RECORDS:
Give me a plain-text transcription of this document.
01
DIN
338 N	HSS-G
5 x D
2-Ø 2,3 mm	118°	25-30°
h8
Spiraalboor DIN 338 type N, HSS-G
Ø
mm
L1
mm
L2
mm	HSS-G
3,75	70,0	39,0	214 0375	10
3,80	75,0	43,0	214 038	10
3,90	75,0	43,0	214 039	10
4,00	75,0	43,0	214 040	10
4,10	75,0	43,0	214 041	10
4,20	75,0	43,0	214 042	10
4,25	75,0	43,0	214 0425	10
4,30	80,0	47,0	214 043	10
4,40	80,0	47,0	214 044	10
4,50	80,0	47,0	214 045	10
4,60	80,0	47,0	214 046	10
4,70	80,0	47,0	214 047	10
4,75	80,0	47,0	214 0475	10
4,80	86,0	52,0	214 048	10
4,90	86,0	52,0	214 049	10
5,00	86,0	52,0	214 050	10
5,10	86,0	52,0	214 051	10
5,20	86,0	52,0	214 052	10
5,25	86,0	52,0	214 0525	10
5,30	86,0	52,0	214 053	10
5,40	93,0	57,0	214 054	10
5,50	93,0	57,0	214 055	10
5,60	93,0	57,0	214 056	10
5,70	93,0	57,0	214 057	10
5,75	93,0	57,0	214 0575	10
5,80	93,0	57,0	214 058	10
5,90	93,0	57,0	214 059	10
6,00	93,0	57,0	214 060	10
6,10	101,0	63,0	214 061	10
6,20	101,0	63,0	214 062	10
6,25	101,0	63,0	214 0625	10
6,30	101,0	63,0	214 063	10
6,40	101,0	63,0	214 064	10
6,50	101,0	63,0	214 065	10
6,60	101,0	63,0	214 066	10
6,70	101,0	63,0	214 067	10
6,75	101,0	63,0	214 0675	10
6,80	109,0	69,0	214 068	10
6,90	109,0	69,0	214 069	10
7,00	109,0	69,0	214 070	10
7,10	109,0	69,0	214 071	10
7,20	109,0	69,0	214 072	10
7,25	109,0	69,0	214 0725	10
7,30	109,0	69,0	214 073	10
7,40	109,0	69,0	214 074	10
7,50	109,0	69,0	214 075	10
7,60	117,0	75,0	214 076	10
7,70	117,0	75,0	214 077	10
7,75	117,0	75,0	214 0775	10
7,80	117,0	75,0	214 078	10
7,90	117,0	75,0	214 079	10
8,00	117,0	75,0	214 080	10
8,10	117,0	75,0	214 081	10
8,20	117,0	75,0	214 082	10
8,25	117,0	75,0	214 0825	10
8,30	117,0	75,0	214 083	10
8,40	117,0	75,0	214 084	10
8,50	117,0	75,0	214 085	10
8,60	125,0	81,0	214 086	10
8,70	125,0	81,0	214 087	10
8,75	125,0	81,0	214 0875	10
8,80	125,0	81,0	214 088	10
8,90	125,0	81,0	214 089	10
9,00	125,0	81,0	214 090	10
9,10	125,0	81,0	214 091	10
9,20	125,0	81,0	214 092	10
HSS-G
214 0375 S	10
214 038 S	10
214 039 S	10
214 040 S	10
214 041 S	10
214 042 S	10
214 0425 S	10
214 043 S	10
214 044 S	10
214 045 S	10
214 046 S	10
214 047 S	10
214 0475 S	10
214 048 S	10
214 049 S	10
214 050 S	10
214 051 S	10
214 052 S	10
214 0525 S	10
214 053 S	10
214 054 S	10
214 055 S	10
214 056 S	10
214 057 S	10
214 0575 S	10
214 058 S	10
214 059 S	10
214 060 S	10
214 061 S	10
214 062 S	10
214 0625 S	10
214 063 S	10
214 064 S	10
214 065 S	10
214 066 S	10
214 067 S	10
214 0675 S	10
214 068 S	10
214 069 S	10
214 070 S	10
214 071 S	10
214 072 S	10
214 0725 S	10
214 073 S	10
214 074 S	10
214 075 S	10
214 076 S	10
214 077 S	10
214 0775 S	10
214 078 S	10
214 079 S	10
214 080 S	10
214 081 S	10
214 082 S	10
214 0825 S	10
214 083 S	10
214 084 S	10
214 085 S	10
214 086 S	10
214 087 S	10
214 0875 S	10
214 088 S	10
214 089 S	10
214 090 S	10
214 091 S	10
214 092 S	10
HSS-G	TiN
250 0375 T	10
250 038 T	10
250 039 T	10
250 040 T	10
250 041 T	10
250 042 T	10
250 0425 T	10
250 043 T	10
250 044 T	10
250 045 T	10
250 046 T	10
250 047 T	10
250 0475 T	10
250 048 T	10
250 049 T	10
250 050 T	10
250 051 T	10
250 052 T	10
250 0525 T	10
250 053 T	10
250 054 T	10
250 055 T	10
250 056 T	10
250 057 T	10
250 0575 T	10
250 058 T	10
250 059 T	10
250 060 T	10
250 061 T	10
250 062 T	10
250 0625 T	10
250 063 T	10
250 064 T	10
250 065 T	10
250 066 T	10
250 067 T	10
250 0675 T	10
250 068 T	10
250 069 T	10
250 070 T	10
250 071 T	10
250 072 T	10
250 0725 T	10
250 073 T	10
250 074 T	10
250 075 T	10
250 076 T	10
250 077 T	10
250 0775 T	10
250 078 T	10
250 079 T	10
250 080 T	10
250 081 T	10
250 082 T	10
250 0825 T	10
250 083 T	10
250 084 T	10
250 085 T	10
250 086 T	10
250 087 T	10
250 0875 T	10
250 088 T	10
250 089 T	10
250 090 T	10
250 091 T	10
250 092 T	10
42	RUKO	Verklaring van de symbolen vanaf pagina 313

GOAL OF THE EXERCISE: Transcribe each record exactly. Leave nothing out.

EXERCISE SOLUTION:
Give me a plain-text transcription of this document.
01
DIN
338 N	HSS-G
5 x D
2-Ø 2,3 mm	118°	25-30°
h8
Spiraalboor DIN 338 type N, HSS-G
Ø
mm
L1
mm
L2
mm	HSS-G
3,75	70,0	39,0	214 0375	10
3,80	75,0	43,0	214 038	10
3,90	75,0	43,0	214 039	10
4,00	75,0	43,0	214 040	10
4,10	75,0	43,0	214 041	10
4,20	75,0	43,0	214 042	10
4,25	75,0	43,0	214 0425	10
4,30	80,0	47,0	214 043	10
4,40	80,0	47,0	214 044	10
4,50	80,0	47,0	214 045	10
4,60	80,0	47,0	214 046	10
4,70	80,0	47,0	214 047	10
4,75	80,0	47,0	214 0475	10
4,80	86,0	52,0	214 048	10
4,90	86,0	52,0	214 049	10
5,00	86,0	52,0	214 050	10
5,10	86,0	52,0	214 051	10
5,20	86,0	52,0	214 052	10
5,25	86,0	52,0	214 0525	10
5,30	86,0	52,0	214 053	10
5,40	93,0	57,0	214 054	10
5,50	93,0	57,0	214 055	10
5,60	93,0	57,0	214 056	10
5,70	93,0	57,0	214 057	10
5,75	93,0	57,0	214 0575	10
5,80	93,0	57,0	214 058	10
5,90	93,0	57,0	214 059	10
6,00	93,0	57,0	214 060	10
6,10	101,0	63,0	214 061	10
6,20	101,0	63,0	214 062	10
6,25	101,0	63,0	214 0625	10
6,30	101,0	63,0	214 063	10
6,40	101,0	63,0	214 064	10
6,50	101,0	63,0	214 065	10
6,60	101,0	63,0	214 066	10
6,70	101,0	63,0	214 067	10
6,75	101,0	63,0	214 0675	10
6,80	109,0	69,0	214 068	10
6,90	109,0	69,0	214 069	10
7,00	109,0	69,0	214 070	10
7,10	109,0	69,0	214 071	10
7,20	109,0	69,0	214 072	10
7,25	109,0	69,0	214 0725	10
7,30	109,0	69,0	214 073	10
7,40	109,0	69,0	214 074	10
7,50	109,0	69,0	214 075	10
7,60	117,0	75,0	214 076	10
7,70	117,0	75,0	214 077	10
7,75	117,0	75,0	214 0775	10
7,80	117,0	75,0	214 078	10
7,90	117,0	75,0	214 079	10
8,00	117,0	75,0	214 080	10
8,10	117,0	75,0	214 081	10
8,20	117,0	75,0	214 082	10
8,25	117,0	75,0	214 0825	10
8,30	117,0	75,0	214 083	10
8,40	117,0	75,0	214 084	10
8,50	117,0	75,0	214 085	10
8,60	125,0	81,0	214 086	10
8,70	125,0	81,0	214 087	10
8,75	125,0	81,0	214 0875	10
8,80	125,0	81,0	214 088	10
8,90	125,0	81,0	214 089	10
9,00	125,0	81,0	214 090	10
9,10	125,0	81,0	214 091	10
9,20	125,0	81,0	214 092	10
HSS-G
214 0375 S	10
214 038 S	10
214 039 S	10
214 040 S	10
214 041 S	10
214 042 S	10
214 0425 S	10
214 043 S	10
214 044 S	10
214 045 S	10
214 046 S	10
214 047 S	10
214 0475 S	10
214 048 S	10
214 049 S	10
214 050 S	10
214 051 S	10
214 052 S	10
214 0525 S	10
214 053 S	10
214 054 S	10
214 055 S	10
214 056 S	10
214 057 S	10
214 0575 S	10
214 058 S	10
214 059 S	10
214 060 S	10
214 061 S	10
214 062 S	10
214 0625 S	10
214 063 S	10
214 064 S	10
214 065 S	10
214 066 S	10
214 067 S	10
214 0675 S	10
214 068 S	10
214 069 S	10
214 070 S	10
214 071 S	10
214 072 S	10
214 0725 S	10
214 073 S	10
214 074 S	10
214 075 S	10
214 076 S	10
214 077 S	10
214 0775 S	10
214 078 S	10
214 079 S	10
214 080 S	10
214 081 S	10
214 082 S	10
214 0825 S	10
214 083 S	10
214 084 S	10
214 085 S	10
214 086 S	10
214 087 S	10
214 0875 S	10
214 088 S	10
214 089 S	10
214 090 S	10
214 091 S	10
214 092 S	10
HSS-G	TiN
250 0375 T	10
250 038 T	10
250 039 T	10
250 040 T	10
250 041 T	10
250 042 T	10
250 0425 T	10
250 043 T	10
250 044 T	10
250 045 T	10
250 046 T	10
250 047 T	10
250 0475 T	10
250 048 T	10
250 049 T	10
250 050 T	10
250 051 T	10
250 052 T	10
250 0525 T	10
250 053 T	10
250 054 T	10
250 055 T	10
250 056 T	10
250 057 T	10
250 0575 T	10
250 058 T	10
250 059 T	10
250 060 T	10
250 061 T	10
250 062 T	10
250 0625 T	10
250 063 T	10
250 064 T	10
250 065 T	10
250 066 T	10
250 067 T	10
250 0675 T	10
250 068 T	10
250 069 T	10
250 070 T	10
250 071 T	10
250 072 T	10
250 0725 T	10
250 073 T	10
250 074 T	10
250 075 T	10
250 076 T	10
250 077 T	10
250 0775 T	10
250 078 T	10
250 079 T	10
250 080 T	10
250 081 T	10
250 082 T	10
250 0825 T	10
250 083 T	10
250 084 T	10
250 085 T	10
250 086 T	10
250 087 T	10
250 0875 T	10
250 088 T	10
250 089 T	10
250 090 T	10
250 091 T	10
250 092 T	10
42	RUKO	Verklaring van de symbolen vanaf pagina 313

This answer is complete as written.